== What the exercise asks ==
Check every line of the data below for the string "JSON", and copy the ones that hold it.

== Extracted entries ==
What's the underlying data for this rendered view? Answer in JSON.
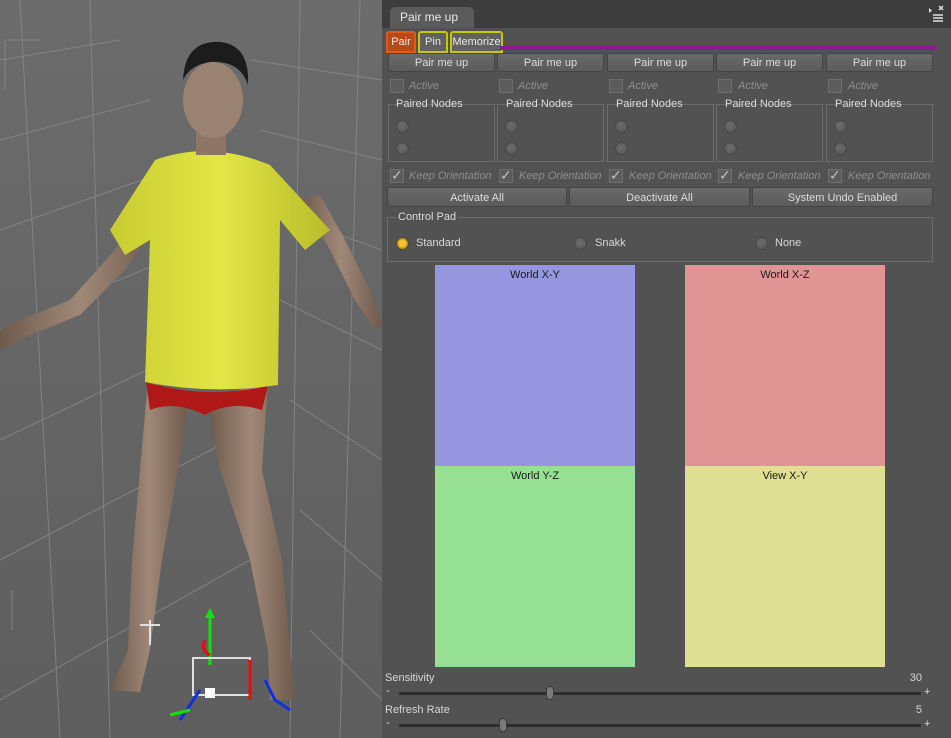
{
  "viewport": {
    "description_icons": [
      "figure",
      "universal-manipulator-icon",
      "ground-grid"
    ]
  },
  "pane": {
    "title": "Pair me up"
  },
  "subtabs": [
    {
      "label": "Pair",
      "border": "#e05a1a",
      "bg": "#b84a18"
    },
    {
      "label": "Pin",
      "border": "#c8c800",
      "bg": "#616161"
    },
    {
      "label": "Memorize",
      "border": "#c8c800",
      "bg": "#616161"
    }
  ],
  "columns": [
    {
      "button": "Pair me up",
      "active": "Active",
      "group": "Paired Nodes",
      "keep": "Keep Orientation"
    },
    {
      "button": "Pair me up",
      "active": "Active",
      "group": "Paired Nodes",
      "keep": "Keep Orientation"
    },
    {
      "button": "Pair me up",
      "active": "Active",
      "group": "Paired Nodes",
      "keep": "Keep Orientation"
    },
    {
      "button": "Pair me up",
      "active": "Active",
      "group": "Paired Nodes",
      "keep": "Keep Orientation"
    },
    {
      "button": "Pair me up",
      "active": "Active",
      "group": "Paired Nodes",
      "keep": "Keep Orientation"
    }
  ],
  "actions": {
    "activate": "Activate All",
    "deactivate": "Deactivate All",
    "undo": "System Undo Enabled"
  },
  "control_pad": {
    "title": "Control Pad",
    "options": [
      "Standard",
      "Snakk",
      "None"
    ],
    "selected": "Standard"
  },
  "pads": [
    {
      "label": "World X-Y",
      "color": "#9696e0"
    },
    {
      "label": "World X-Z",
      "color": "#e09494"
    },
    {
      "label": "World Y-Z",
      "color": "#96e094"
    },
    {
      "label": "View X-Y",
      "color": "#e0e094"
    }
  ],
  "sliders": {
    "sensitivity": {
      "label": "Sensitivity",
      "value": "30",
      "fraction": 0.29
    },
    "refresh": {
      "label": "Refresh Rate",
      "value": "5",
      "fraction": 0.2
    },
    "minus": "-",
    "plus": "+"
  }
}
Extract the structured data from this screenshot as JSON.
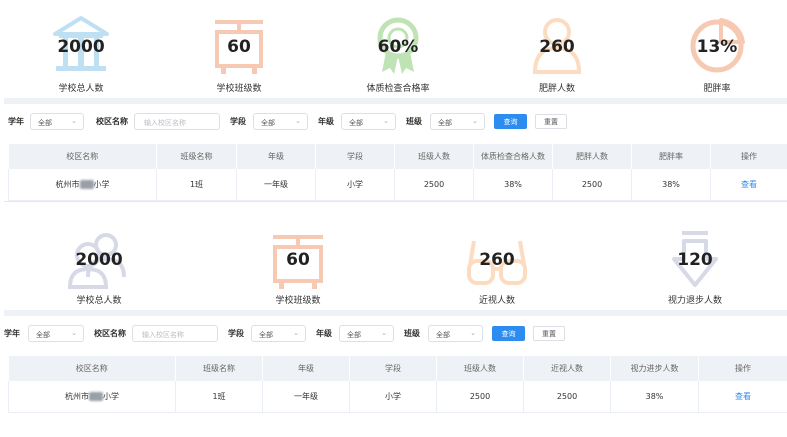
{
  "section1": {
    "stats": [
      {
        "value": "2000",
        "label": "学校总人数",
        "icon": "school-building-icon",
        "color": "#bfe0f2"
      },
      {
        "value": "60",
        "label": "学校班级数",
        "icon": "class-sign-icon",
        "color": "#f7c9b3"
      },
      {
        "value": "60%",
        "label": "体质检查合格率",
        "icon": "medal-ribbon-icon",
        "color": "#bfe3b4"
      },
      {
        "value": "260",
        "label": "肥胖人数",
        "icon": "person-icon",
        "color": "#fbdcc0"
      },
      {
        "value": "13%",
        "label": "肥胖率",
        "icon": "pie-ring-icon",
        "color": "#f7c9b3"
      }
    ],
    "filters": {
      "year_label": "学年",
      "year_value": "全部",
      "campus_label": "校区名称",
      "campus_placeholder": "输入校区名称",
      "stage_label": "学段",
      "stage_value": "全部",
      "grade_label": "年级",
      "grade_value": "全部",
      "class_label": "班级",
      "class_value": "全部",
      "search_label": "查询",
      "reset_label": "重置"
    },
    "table": {
      "headers": [
        "校区名称",
        "班级名称",
        "年级",
        "学段",
        "班级人数",
        "体质检查合格人数",
        "肥胖人数",
        "肥胖率",
        "操作"
      ],
      "rows": [
        {
          "campus_pre": "杭州市",
          "campus_post": "小学",
          "class": "1班",
          "grade": "一年级",
          "stage": "小学",
          "count": "2500",
          "pass": "38%",
          "obese": "2500",
          "rate": "38%",
          "action": "查看"
        }
      ]
    }
  },
  "section2": {
    "stats": [
      {
        "value": "2000",
        "label": "学校总人数",
        "icon": "people-group-icon",
        "color": "#d7dae6"
      },
      {
        "value": "60",
        "label": "学校班级数",
        "icon": "class-sign-icon",
        "color": "#f7c9b3"
      },
      {
        "value": "260",
        "label": "近视人数",
        "icon": "glasses-icon",
        "color": "#fbdcc0"
      },
      {
        "value": "120",
        "label": "视力退步人数",
        "icon": "down-arrow-icon",
        "color": "#d7dae6"
      }
    ],
    "filters": {
      "year_label": "学年",
      "year_value": "全部",
      "campus_label": "校区名称",
      "campus_placeholder": "输入校区名称",
      "stage_label": "学段",
      "stage_value": "全部",
      "grade_label": "年级",
      "grade_value": "全部",
      "class_label": "班级",
      "class_value": "全部",
      "search_label": "查询",
      "reset_label": "重置"
    },
    "table": {
      "headers": [
        "校区名称",
        "班级名称",
        "年级",
        "学段",
        "班级人数",
        "近视人数",
        "视力进步人数",
        "操作"
      ],
      "rows": [
        {
          "campus_pre": "杭州市",
          "campus_post": "小学",
          "class": "1班",
          "grade": "一年级",
          "stage": "小学",
          "count": "2500",
          "myopia": "2500",
          "improve": "38%",
          "action": "查看"
        }
      ]
    }
  }
}
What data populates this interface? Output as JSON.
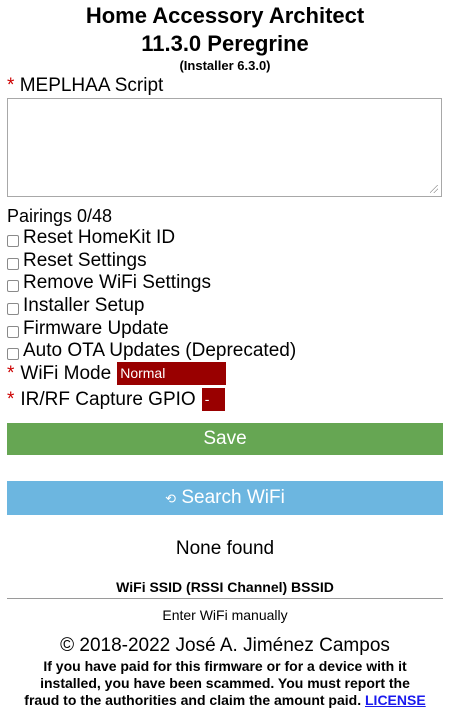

== Solution for this task ==
What's the underlying data for this rendered view? Answer in JSON.
Extract the structured data from this screenshot as JSON.
What data populates this interface? Output as JSON.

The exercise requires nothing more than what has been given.